TASK: Each line of the data holding "feces" should be found and copied.

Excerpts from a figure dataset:
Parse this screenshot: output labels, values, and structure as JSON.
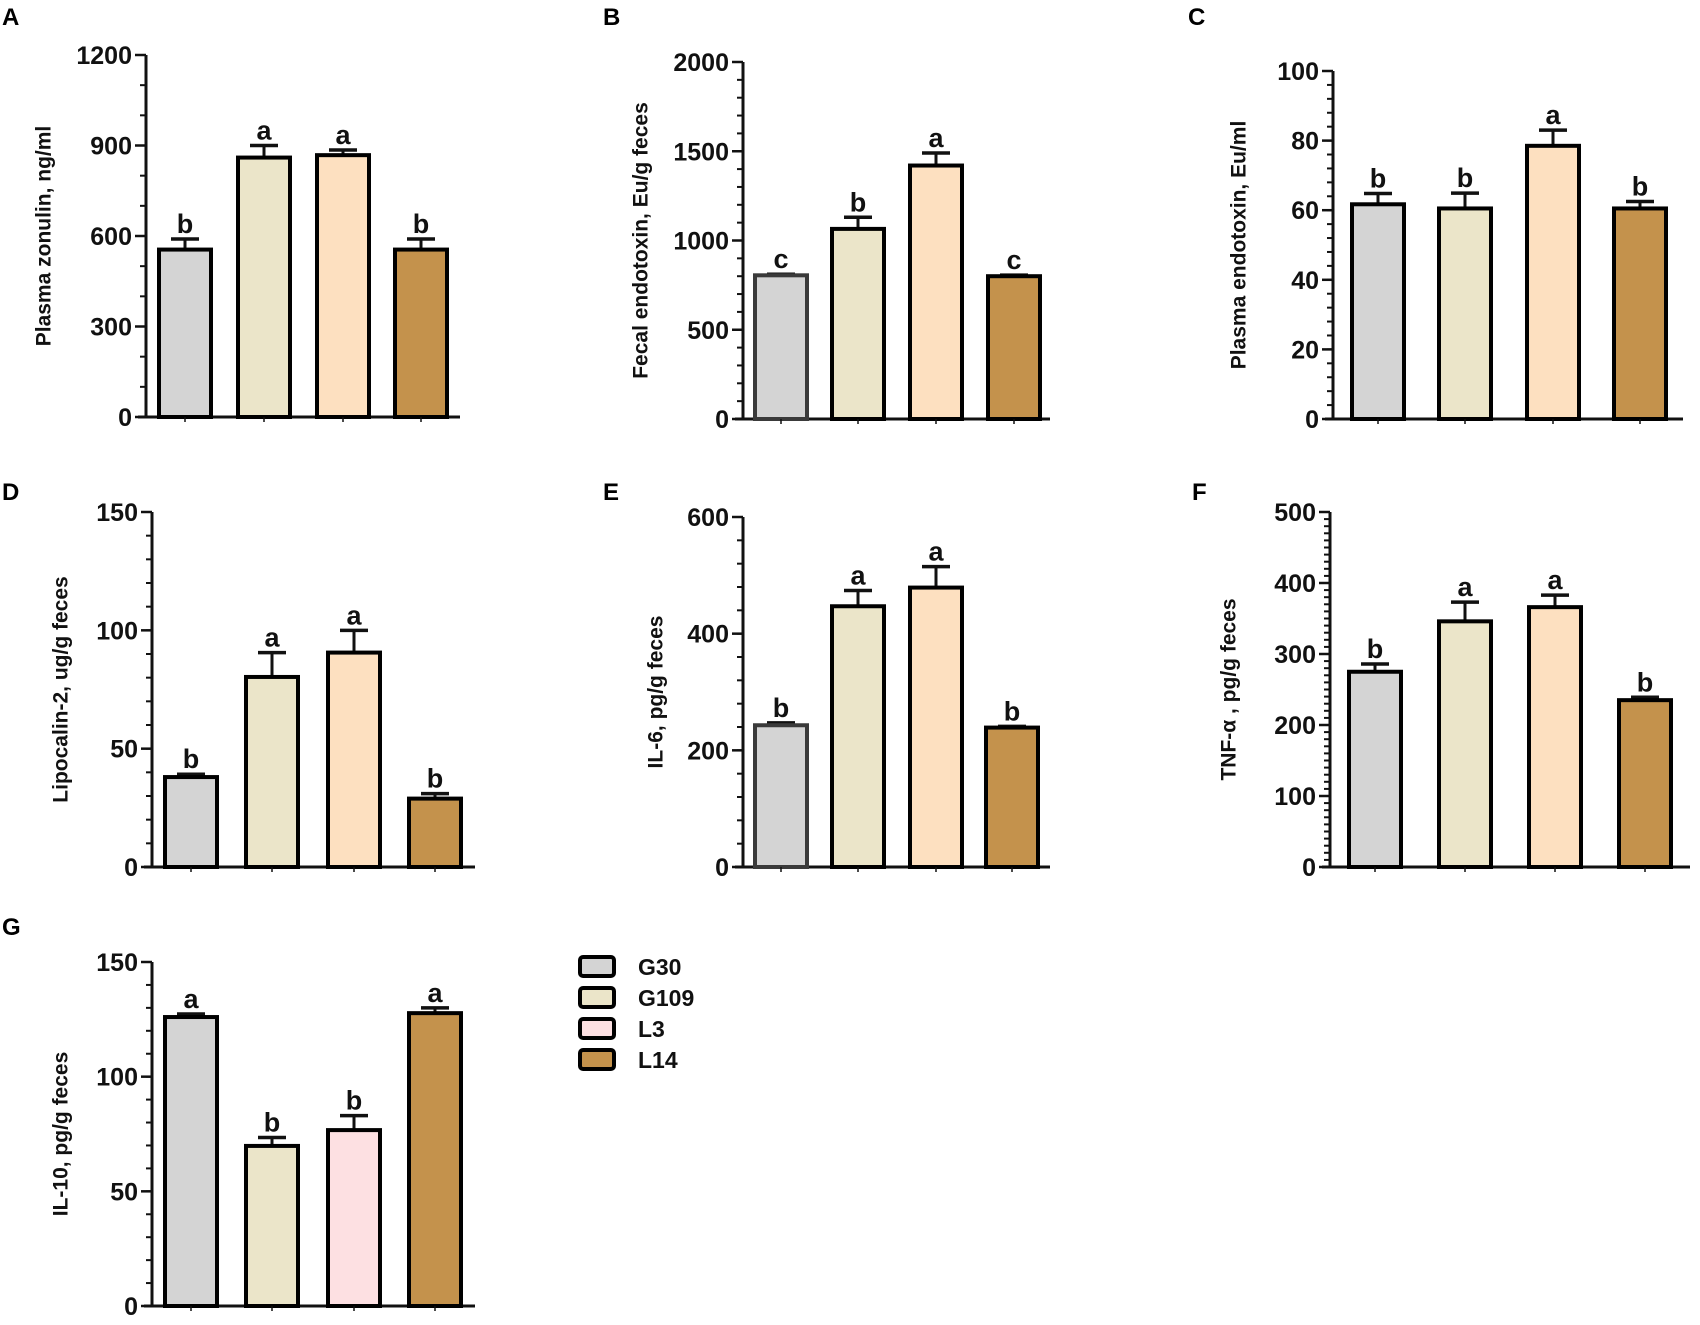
{
  "groups": [
    "G30",
    "G109",
    "L3",
    "L14"
  ],
  "colors": {
    "G30": "#d4d4d4",
    "G109": "#ebe5c9",
    "L3": "#fde0c0",
    "L3_panelG": "#fde0e2",
    "L14": "#c4924c",
    "outline": "#000000",
    "outline_gray": "#3a3a3a"
  },
  "legend": {
    "entries": [
      {
        "label": "G30",
        "color": "#d4d4d4"
      },
      {
        "label": "G109",
        "color": "#ebe5c9"
      },
      {
        "label": "L3",
        "color": "#fde0e2"
      },
      {
        "label": "L14",
        "color": "#c4924c"
      }
    ]
  },
  "chart_data": [
    {
      "panel": "A",
      "type": "bar",
      "ylabel": "Plasma zonulin, ng/ml",
      "ylim": [
        0,
        1200
      ],
      "yticks": [
        0,
        300,
        600,
        900,
        1200
      ],
      "minor_step": 100,
      "categories": [
        "G30",
        "G109",
        "L3",
        "L14"
      ],
      "values": [
        555,
        860,
        868,
        555
      ],
      "errors": [
        35,
        40,
        17,
        35
      ],
      "letters": [
        "b",
        "a",
        "a",
        "b"
      ]
    },
    {
      "panel": "B",
      "type": "bar",
      "ylabel": "Fecal endotoxin, Eu/g feces",
      "ylim": [
        0,
        2000
      ],
      "yticks": [
        0,
        500,
        1000,
        1500,
        2000
      ],
      "minor_step": 100,
      "categories": [
        "G30",
        "G109",
        "L3",
        "L14"
      ],
      "values": [
        805,
        1065,
        1420,
        800
      ],
      "errors": [
        6,
        65,
        70,
        6
      ],
      "letters": [
        "c",
        "b",
        "a",
        "c"
      ]
    },
    {
      "panel": "C",
      "type": "bar",
      "ylabel": "Plasma endotoxin, Eu/ml",
      "ylim": [
        0,
        100
      ],
      "yticks": [
        0,
        20,
        40,
        60,
        80,
        100
      ],
      "minor_step": 4,
      "categories": [
        "G30",
        "G109",
        "L3",
        "L14"
      ],
      "values": [
        61.7,
        60.5,
        78.5,
        60.5
      ],
      "errors": [
        3.1,
        4.4,
        4.5,
        2.0
      ],
      "letters": [
        "b",
        "b",
        "a",
        "b"
      ]
    },
    {
      "panel": "D",
      "type": "bar",
      "ylabel": "Lipocalin-2, ug/g feces",
      "ylim": [
        0,
        150
      ],
      "yticks": [
        0,
        50,
        100,
        150
      ],
      "minor_step": 10,
      "categories": [
        "G30",
        "G109",
        "L3",
        "L14"
      ],
      "values": [
        38,
        80.3,
        90.6,
        28.9
      ],
      "errors": [
        1.2,
        10.3,
        9.4,
        2.1
      ],
      "letters": [
        "b",
        "a",
        "a",
        "b"
      ]
    },
    {
      "panel": "E",
      "type": "bar",
      "ylabel": "IL-6, pg/g feces",
      "ylim": [
        0,
        600
      ],
      "yticks": [
        0,
        200,
        400,
        600
      ],
      "minor_step": 40,
      "categories": [
        "G30",
        "G109",
        "L3",
        "L14"
      ],
      "values": [
        243,
        447,
        479,
        239
      ],
      "errors": [
        4,
        27,
        36,
        2
      ],
      "letters": [
        "b",
        "a",
        "a",
        "b"
      ]
    },
    {
      "panel": "F",
      "type": "bar",
      "ylabel": "TNF-α , pg/g feces",
      "ylim": [
        0,
        500
      ],
      "yticks": [
        0,
        100,
        200,
        300,
        400,
        500
      ],
      "minor_step": 10,
      "categories": [
        "G30",
        "G109",
        "L3",
        "L14"
      ],
      "values": [
        275,
        346,
        366,
        235
      ],
      "errors": [
        11,
        27,
        17,
        4
      ],
      "letters": [
        "b",
        "a",
        "a",
        "b"
      ]
    },
    {
      "panel": "G",
      "type": "bar",
      "ylabel": "IL-10, pg/g feces",
      "ylim": [
        0,
        150
      ],
      "yticks": [
        0,
        50,
        100,
        150
      ],
      "minor_step": 10,
      "categories": [
        "G30",
        "G109",
        "L3",
        "L14"
      ],
      "values": [
        126,
        69.8,
        76.7,
        127.7
      ],
      "errors": [
        1.3,
        3.7,
        6.3,
        2.3
      ],
      "letters": [
        "a",
        "b",
        "b",
        "a"
      ]
    }
  ]
}
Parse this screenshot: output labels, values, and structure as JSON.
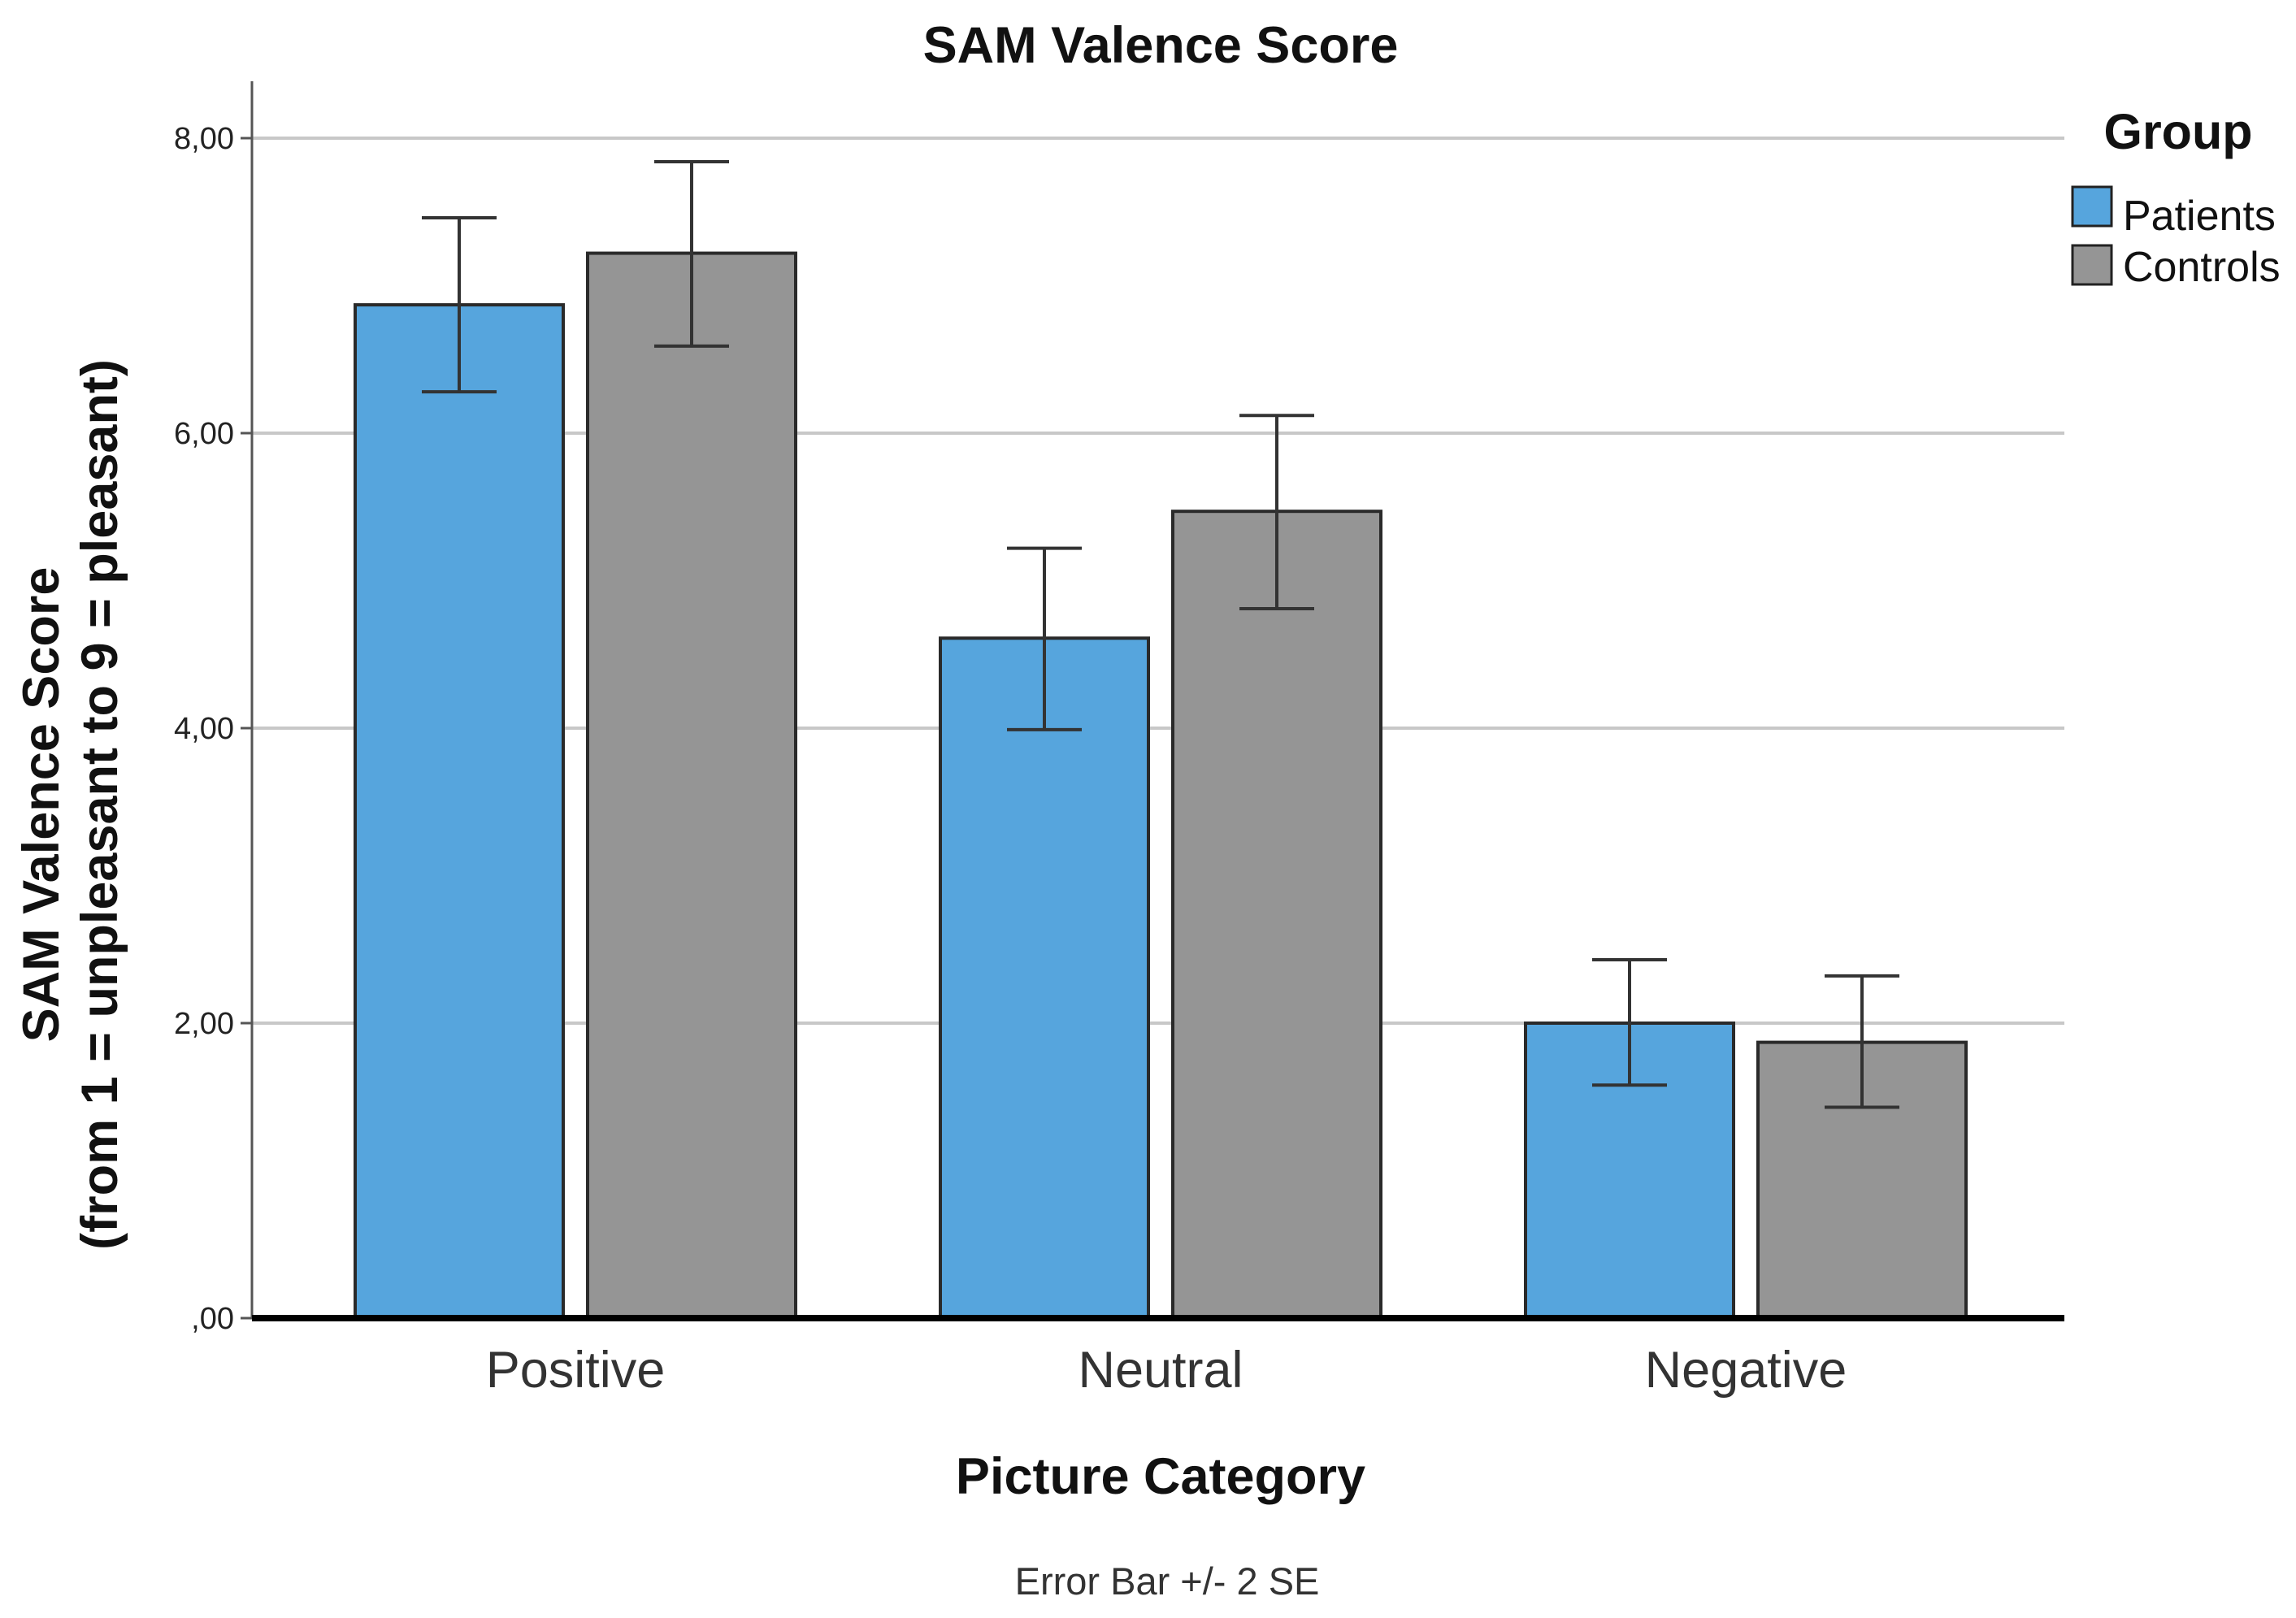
{
  "chart_data": {
    "type": "bar",
    "title": "SAM Valence Score",
    "xlabel": "Picture Category",
    "ylabel_lines": [
      "SAM Valence Score",
      "(from 1 = unpleasant to 9 = pleasant)"
    ],
    "categories": [
      "Positive",
      "Neutral",
      "Negative"
    ],
    "series": [
      {
        "name": "Patients",
        "color": "#56a5dd",
        "values": [
          6.87,
          4.61,
          2.0
        ],
        "error_low": [
          6.28,
          3.99,
          1.58
        ],
        "error_high": [
          7.46,
          5.22,
          2.43
        ]
      },
      {
        "name": "Controls",
        "color": "#959595",
        "values": [
          7.22,
          5.47,
          1.87
        ],
        "error_low": [
          6.59,
          4.81,
          1.43
        ],
        "error_high": [
          7.84,
          6.12,
          2.32
        ]
      }
    ],
    "ylim": [
      0,
      8.4
    ],
    "yticks": [
      0,
      2,
      4,
      6,
      8
    ],
    "ytick_labels": [
      ",00",
      "2,00",
      "4,00",
      "6,00",
      "8,00"
    ],
    "grid": true,
    "legend": {
      "title": "Group",
      "placement": "right"
    },
    "footnote": "Error Bar +/- 2 SE"
  }
}
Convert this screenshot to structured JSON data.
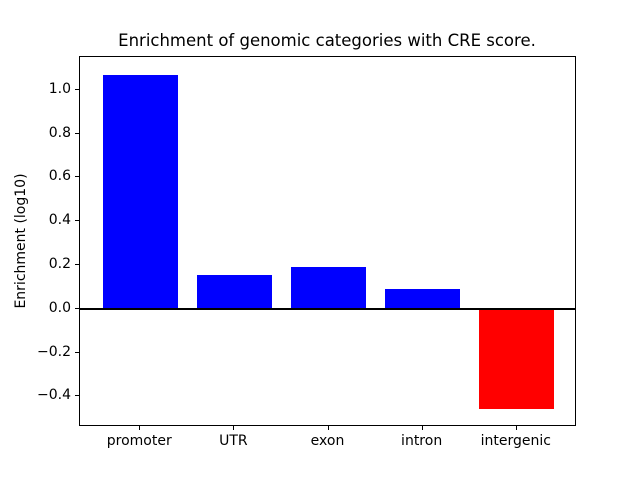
{
  "chart_data": {
    "type": "bar",
    "title": "Enrichment of genomic categories with CRE score.",
    "xlabel": "",
    "ylabel": "Enrichment (log10)",
    "categories": [
      "promoter",
      "UTR",
      "exon",
      "intron",
      "intergenic"
    ],
    "values": [
      1.07,
      0.155,
      0.19,
      0.09,
      -0.46
    ],
    "bar_colors": [
      "#0000ff",
      "#0000ff",
      "#0000ff",
      "#0000ff",
      "#ff0000"
    ],
    "positive_color": "#0000ff",
    "negative_color": "#ff0000",
    "baseline": 0,
    "baseline_color": "#000000",
    "bar_width": 0.8,
    "ylim": [
      -0.54,
      1.15
    ],
    "xlim": [
      -0.64,
      4.64
    ],
    "yticks": [
      1.0,
      0.8,
      0.6,
      0.4,
      0.2,
      0.0,
      -0.2,
      -0.4
    ],
    "ytick_labels": [
      "1.0",
      "0.8",
      "0.6",
      "0.4",
      "0.2",
      "0.0",
      "−0.2",
      "−0.4"
    ],
    "grid": false,
    "legend": "none",
    "plot_background": "#ffffff",
    "spine_color": "#000000"
  }
}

REPLY:
      "ylabel": "Fecal endotoxin, Eu/g feces",
      "ylabel": "Lipocalin-2, ug/g feces",
      "ylabel": "IL-6, pg/g feces",
      "ylabel": "TNF-α , pg/g feces",
      "ylabel": "IL-10, pg/g feces",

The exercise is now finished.